(Stored data entries)
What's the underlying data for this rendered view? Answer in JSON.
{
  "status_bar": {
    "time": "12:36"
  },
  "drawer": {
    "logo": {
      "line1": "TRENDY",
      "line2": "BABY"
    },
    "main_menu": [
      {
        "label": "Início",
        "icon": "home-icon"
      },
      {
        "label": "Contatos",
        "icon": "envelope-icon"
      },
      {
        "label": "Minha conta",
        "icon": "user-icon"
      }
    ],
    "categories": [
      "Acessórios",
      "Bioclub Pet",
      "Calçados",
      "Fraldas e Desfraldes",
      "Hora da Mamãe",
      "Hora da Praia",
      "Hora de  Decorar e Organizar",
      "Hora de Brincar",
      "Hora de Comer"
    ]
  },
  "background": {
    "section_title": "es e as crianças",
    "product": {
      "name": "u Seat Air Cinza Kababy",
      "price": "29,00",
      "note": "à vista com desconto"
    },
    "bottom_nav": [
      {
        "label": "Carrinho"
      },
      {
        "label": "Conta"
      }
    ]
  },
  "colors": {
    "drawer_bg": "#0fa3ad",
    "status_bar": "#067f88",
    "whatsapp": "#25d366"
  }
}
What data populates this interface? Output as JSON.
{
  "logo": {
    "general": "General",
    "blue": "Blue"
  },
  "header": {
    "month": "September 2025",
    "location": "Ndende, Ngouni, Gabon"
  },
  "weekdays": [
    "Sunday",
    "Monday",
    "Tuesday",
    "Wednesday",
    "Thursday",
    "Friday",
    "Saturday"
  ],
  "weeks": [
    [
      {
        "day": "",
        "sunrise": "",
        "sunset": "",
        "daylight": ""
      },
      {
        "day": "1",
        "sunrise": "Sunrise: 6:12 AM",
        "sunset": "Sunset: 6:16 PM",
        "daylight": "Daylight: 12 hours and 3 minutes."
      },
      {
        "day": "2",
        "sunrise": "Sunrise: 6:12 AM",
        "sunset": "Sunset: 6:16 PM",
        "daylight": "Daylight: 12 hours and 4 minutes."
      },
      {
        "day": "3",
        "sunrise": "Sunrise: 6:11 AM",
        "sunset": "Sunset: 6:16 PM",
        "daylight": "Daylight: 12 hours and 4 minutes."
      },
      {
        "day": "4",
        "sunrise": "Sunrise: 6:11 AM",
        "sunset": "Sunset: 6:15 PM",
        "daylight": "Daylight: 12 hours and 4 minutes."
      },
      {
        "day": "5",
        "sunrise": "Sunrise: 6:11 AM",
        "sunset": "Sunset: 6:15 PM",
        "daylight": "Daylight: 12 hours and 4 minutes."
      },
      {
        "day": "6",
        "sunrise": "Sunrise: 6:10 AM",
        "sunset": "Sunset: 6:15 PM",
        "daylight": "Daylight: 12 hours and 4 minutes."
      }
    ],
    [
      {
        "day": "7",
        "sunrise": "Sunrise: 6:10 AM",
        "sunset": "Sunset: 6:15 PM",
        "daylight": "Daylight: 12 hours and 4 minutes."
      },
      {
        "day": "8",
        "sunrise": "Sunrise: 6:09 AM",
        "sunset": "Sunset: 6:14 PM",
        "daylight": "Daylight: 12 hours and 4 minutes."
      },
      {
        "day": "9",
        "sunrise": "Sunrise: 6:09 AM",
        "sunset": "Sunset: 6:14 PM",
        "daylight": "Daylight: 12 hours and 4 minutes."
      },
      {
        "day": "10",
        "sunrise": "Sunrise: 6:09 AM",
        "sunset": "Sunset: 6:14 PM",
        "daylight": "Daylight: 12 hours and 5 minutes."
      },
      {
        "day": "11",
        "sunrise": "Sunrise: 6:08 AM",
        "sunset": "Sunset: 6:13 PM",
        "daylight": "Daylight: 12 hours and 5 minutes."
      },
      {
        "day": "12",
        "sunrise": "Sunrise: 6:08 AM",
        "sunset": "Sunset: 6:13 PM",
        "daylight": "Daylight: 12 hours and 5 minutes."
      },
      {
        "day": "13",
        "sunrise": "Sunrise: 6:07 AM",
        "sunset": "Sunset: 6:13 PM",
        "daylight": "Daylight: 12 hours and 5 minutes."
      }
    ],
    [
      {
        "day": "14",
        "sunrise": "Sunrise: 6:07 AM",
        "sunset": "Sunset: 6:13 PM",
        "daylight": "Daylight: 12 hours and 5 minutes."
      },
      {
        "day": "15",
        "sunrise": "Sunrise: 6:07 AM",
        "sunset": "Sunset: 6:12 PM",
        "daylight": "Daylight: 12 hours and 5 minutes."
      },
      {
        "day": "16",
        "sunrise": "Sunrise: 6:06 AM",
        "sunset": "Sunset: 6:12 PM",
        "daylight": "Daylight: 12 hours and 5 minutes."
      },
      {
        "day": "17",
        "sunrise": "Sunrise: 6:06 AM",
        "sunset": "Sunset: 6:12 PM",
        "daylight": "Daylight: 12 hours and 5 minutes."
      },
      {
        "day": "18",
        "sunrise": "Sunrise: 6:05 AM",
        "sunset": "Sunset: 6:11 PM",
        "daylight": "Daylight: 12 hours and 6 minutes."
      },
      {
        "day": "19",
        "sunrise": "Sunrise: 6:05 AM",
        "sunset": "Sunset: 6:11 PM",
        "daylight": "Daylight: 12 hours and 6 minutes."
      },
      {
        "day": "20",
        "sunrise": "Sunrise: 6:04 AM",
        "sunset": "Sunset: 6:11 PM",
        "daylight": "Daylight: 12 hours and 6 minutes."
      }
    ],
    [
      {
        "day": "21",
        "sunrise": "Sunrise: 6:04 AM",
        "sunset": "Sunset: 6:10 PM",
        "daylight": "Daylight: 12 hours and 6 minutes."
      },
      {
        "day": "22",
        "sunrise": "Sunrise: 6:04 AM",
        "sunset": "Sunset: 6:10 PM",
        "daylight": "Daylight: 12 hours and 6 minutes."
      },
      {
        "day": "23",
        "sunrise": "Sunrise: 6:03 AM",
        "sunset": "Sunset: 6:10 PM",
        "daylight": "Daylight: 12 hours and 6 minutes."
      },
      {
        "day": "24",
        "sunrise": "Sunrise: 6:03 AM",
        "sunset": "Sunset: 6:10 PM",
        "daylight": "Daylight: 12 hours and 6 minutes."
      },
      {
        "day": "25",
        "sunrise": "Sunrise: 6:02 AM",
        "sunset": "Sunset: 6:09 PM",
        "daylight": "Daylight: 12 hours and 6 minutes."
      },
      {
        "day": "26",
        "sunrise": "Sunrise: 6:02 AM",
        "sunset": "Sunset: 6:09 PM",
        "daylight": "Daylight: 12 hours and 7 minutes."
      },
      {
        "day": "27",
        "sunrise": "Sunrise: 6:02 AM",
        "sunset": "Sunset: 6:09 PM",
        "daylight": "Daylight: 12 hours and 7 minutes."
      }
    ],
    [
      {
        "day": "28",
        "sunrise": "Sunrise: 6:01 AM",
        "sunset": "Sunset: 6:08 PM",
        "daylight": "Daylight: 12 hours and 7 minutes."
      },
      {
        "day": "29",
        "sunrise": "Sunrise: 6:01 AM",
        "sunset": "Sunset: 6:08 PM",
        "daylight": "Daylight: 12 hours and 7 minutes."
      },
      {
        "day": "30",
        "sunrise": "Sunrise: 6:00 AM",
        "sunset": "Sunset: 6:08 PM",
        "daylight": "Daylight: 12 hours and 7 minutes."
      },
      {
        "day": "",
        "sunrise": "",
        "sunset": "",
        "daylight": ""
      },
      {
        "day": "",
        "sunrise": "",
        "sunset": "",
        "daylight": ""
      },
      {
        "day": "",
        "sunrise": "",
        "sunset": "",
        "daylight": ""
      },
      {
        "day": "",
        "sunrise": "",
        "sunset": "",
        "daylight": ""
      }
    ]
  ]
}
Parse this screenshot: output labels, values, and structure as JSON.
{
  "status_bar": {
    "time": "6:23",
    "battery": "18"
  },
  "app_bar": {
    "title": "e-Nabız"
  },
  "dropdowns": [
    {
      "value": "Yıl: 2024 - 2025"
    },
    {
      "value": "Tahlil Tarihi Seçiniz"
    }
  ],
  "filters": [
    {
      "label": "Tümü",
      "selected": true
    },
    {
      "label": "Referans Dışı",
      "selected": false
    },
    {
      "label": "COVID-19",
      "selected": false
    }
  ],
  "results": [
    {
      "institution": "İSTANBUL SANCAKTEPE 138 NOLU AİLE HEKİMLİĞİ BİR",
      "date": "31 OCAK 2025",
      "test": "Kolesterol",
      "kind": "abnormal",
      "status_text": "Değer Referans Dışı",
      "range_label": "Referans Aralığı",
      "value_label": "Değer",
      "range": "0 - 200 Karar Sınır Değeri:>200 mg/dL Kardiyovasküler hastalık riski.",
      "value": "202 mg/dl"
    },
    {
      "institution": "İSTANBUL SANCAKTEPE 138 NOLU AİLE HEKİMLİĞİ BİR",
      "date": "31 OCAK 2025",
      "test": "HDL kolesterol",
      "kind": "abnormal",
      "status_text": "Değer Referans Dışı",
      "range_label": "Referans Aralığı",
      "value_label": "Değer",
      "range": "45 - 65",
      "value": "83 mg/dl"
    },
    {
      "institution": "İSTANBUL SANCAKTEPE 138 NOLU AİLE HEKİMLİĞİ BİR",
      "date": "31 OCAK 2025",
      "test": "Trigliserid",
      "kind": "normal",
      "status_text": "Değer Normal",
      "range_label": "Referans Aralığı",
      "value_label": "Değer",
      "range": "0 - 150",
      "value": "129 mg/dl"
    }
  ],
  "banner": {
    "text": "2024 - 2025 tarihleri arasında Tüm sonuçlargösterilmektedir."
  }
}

> _Instruction_
Your answer should consist only of the lines from the one with "Parse this screenshot: output" through the end of the data above, reproduced exactly.

> _Result for this task_
Parse this screenshot: output labels, values, and structure as JSON.
{
  "status_bar": {
    "time": "6:23",
    "battery": "18"
  },
  "app_bar": {
    "title": "e-Nabız"
  },
  "dropdowns": [
    {
      "value": "Yıl: 2024 - 2025"
    },
    {
      "value": "Tahlil Tarihi Seçiniz"
    }
  ],
  "filters": [
    {
      "label": "Tümü",
      "selected": true
    },
    {
      "label": "Referans Dışı",
      "selected": false
    },
    {
      "label": "COVID-19",
      "selected": false
    }
  ],
  "results": [
    {
      "institution": "İSTANBUL SANCAKTEPE 138 NOLU AİLE HEKİMLİĞİ BİR",
      "date": "31 OCAK 2025",
      "test": "Kolesterol",
      "kind": "abnormal",
      "status_text": "Değer Referans Dışı",
      "range_label": "Referans Aralığı",
      "value_label": "Değer",
      "range": "0 - 200 Karar Sınır Değeri:>200 mg/dL Kardiyovasküler hastalık riski.",
      "value": "202 mg/dl"
    },
    {
      "institution": "İSTANBUL SANCAKTEPE 138 NOLU AİLE HEKİMLİĞİ BİR",
      "date": "31 OCAK 2025",
      "test": "HDL kolesterol",
      "kind": "abnormal",
      "status_text": "Değer Referans Dışı",
      "range_label": "Referans Aralığı",
      "value_label": "Değer",
      "range": "45 - 65",
      "value": "83 mg/dl"
    },
    {
      "institution": "İSTANBUL SANCAKTEPE 138 NOLU AİLE HEKİMLİĞİ BİR",
      "date": "31 OCAK 2025",
      "test": "Trigliserid",
      "kind": "normal",
      "status_text": "Değer Normal",
      "range_label": "Referans Aralığı",
      "value_label": "Değer",
      "range": "0 - 150",
      "value": "129 mg/dl"
    }
  ],
  "banner": {
    "text": "2024 - 2025 tarihleri arasında Tüm sonuçlargösterilmektedir."
  }
}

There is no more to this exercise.